#### SHORT PROBLEM
Transcribe the material in full, exactly as written.

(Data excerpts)
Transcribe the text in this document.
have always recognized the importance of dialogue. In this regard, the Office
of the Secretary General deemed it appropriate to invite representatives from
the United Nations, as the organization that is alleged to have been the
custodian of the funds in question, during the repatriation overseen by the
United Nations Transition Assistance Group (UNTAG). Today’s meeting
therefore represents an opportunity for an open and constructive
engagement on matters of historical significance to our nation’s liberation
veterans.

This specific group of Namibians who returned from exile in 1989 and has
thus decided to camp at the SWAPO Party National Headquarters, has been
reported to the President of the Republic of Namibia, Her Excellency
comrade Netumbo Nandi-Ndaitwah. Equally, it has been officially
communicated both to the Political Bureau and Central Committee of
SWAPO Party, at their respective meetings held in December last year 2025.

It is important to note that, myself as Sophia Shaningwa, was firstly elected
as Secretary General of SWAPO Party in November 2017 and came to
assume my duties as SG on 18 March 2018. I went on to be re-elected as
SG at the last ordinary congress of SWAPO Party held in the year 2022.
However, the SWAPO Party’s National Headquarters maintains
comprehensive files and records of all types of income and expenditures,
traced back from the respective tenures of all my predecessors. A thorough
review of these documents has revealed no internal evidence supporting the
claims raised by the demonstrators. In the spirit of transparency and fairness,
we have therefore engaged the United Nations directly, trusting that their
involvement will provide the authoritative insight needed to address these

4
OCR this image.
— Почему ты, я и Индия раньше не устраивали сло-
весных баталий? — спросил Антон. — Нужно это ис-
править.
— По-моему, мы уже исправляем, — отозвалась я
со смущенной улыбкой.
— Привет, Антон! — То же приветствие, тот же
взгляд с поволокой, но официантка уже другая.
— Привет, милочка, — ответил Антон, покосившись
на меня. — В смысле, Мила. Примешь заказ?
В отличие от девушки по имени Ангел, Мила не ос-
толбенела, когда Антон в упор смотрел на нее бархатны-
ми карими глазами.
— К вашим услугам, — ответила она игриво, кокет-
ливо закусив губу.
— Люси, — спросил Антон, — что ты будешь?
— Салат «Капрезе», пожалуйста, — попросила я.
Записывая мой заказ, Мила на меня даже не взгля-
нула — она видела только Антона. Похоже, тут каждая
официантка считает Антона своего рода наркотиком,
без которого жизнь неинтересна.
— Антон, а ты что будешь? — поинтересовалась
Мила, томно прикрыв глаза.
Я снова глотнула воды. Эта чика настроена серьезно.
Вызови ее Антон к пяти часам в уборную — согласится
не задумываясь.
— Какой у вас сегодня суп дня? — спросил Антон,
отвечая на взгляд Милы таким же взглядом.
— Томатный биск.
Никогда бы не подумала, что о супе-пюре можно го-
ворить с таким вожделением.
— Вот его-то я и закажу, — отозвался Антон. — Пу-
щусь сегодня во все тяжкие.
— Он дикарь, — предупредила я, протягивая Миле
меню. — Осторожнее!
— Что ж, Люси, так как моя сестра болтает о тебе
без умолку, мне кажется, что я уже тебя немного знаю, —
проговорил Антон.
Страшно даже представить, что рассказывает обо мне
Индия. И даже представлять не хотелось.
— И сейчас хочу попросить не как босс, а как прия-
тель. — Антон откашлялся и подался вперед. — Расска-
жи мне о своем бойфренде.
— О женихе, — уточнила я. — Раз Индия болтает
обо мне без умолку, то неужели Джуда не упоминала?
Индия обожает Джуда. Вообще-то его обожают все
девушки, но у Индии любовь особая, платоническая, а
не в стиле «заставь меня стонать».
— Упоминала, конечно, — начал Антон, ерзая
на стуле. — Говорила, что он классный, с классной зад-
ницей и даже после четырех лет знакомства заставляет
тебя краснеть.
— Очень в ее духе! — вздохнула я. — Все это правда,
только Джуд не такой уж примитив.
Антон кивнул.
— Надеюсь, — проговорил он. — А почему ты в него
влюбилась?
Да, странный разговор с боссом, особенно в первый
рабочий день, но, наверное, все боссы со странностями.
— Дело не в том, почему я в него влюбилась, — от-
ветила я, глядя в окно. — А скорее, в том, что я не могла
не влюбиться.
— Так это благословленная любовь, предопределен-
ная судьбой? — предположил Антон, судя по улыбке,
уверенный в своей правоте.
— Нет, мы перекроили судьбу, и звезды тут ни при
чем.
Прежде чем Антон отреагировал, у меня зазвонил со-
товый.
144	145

#### WRITTEN RESPONSE
Transcribe the text in this document.
have always recognized the importance of dialogue. In this regard, the Office
of the Secretary General deemed it appropriate to invite representatives from
the United Nations, as the organization that is alleged to have been the
custodian of the funds in question, during the repatriation overseen by the
United Nations Transition Assistance Group (UNTAG). Today’s meeting
therefore represents an opportunity for an open and constructive
engagement on matters of historical significance to our nation’s liberation
veterans.

This specific group of Namibians who returned from exile in 1989 and has
thus decided to camp at the SWAPO Party National Headquarters, has been
reported to the President of the Republic of Namibia, Her Excellency
comrade Netumbo Nandi-Ndaitwah. Equally, it has been officially
communicated both to the Political Bureau and Central Committee of
SWAPO Party, at their respective meetings held in December last year 2025.

It is important to note that, myself as Sophia Shaningwa, was firstly elected
as Secretary General of SWAPO Party in November 2017 and came to
assume my duties as SG on 18 March 2018. I went on to be re-elected as
SG at the last ordinary congress of SWAPO Party held in the year 2022.
However, the SWAPO Party’s National Headquarters maintains
comprehensive files and records of all types of income and expenditures,
traced back from the respective tenures of all my predecessors. A thorough
review of these documents has revealed no internal evidence supporting the
claims raised by the demonstrators. In the spirit of transparency and fairness,
we have therefore engaged the United Nations directly, trusting that their
involvement will provide the authoritative insight needed to address these

4
OCR this image.
— Почему ты, я и Индия раньше не устраивали сло-
весных баталий? — спросил Антон. — Нужно это ис-
править.
— По-моему, мы уже исправляем, — отозвалась я
со смущенной улыбкой.
— Привет, Антон! — То же приветствие, тот же
взгляд с поволокой, но официантка уже другая.
— Привет, милочка, — ответил Антон, покосившись
на меня. — В смысле, Мила. Примешь заказ?
В отличие от девушки по имени Ангел, Мила не ос-
толбенела, когда Антон в упор смотрел на нее бархатны-
ми карими глазами.
— К вашим услугам, — ответила она игриво, кокет-
ливо закусив губу.
— Люси, — спросил Антон, — что ты будешь?
— Салат «Капрезе», пожалуйста, — попросила я.
Записывая мой заказ, Мила на меня даже не взгля-
нула — она видела только Антона. Похоже, тут каждая
официантка считает Антона своего рода наркотиком,
без которого жизнь неинтересна.
— Антон, а ты что будешь? — поинтересовалась
Мила, томно прикрыв глаза.
Я снова глотнула воды. Эта чика настроена серьезно.
Вызови ее Антон к пяти часам в уборную — согласится
не задумываясь.
— Какой у вас сегодня суп дня? — спросил Антон,
отвечая на взгляд Милы таким же взглядом.
— Томатный биск.
Никогда бы не подумала, что о супе-пюре можно го-
ворить с таким вожделением.
— Вот его-то я и закажу, — отозвался Антон. — Пу-
щусь сегодня во все тяжкие.
— Он дикарь, — предупредила я, протягивая Миле
меню. — Осторожнее!
— Что ж, Люси, так как моя сестра болтает о тебе
без умолку, мне кажется, что я уже тебя немного знаю, —
проговорил Антон.
Страшно даже представить, что рассказывает обо мне
Индия. И даже представлять не хотелось.
— И сейчас хочу попросить не как босс, а как прия-
тель. — Антон откашлялся и подался вперед. — Расска-
жи мне о своем бойфренде.
— О женихе, — уточнила я. — Раз Индия болтает
обо мне без умолку, то неужели Джуда не упоминала?
Индия обожает Джуда. Вообще-то его обожают все
девушки, но у Индии любовь особая, платоническая, а
не в стиле «заставь меня стонать».
— Упоминала, конечно, — начал Антон, ерзая
на стуле. — Говорила, что он классный, с классной зад-
ницей и даже после четырех лет знакомства заставляет
тебя краснеть.
— Очень в ее духе! — вздохнула я. — Все это правда,
только Джуд не такой уж примитив.
Антон кивнул.
— Надеюсь, — проговорил он. — А почему ты в него
влюбилась?
Да, странный разговор с боссом, особенно в первый
рабочий день, но, наверное, все боссы со странностями.
— Дело не в том, почему я в него влюбилась, — от-
ветила я, глядя в окно. — А скорее, в том, что я не могла
не влюбиться.
— Так это благословленная любовь, предопределен-
ная судьбой? — предположил Антон, судя по улыбке,
уверенный в своей правоте.
— Нет, мы перекроили судьбу, и звезды тут ни при
чем.
Прежде чем Антон отреагировал, у меня зазвонил со-
товый.
144	145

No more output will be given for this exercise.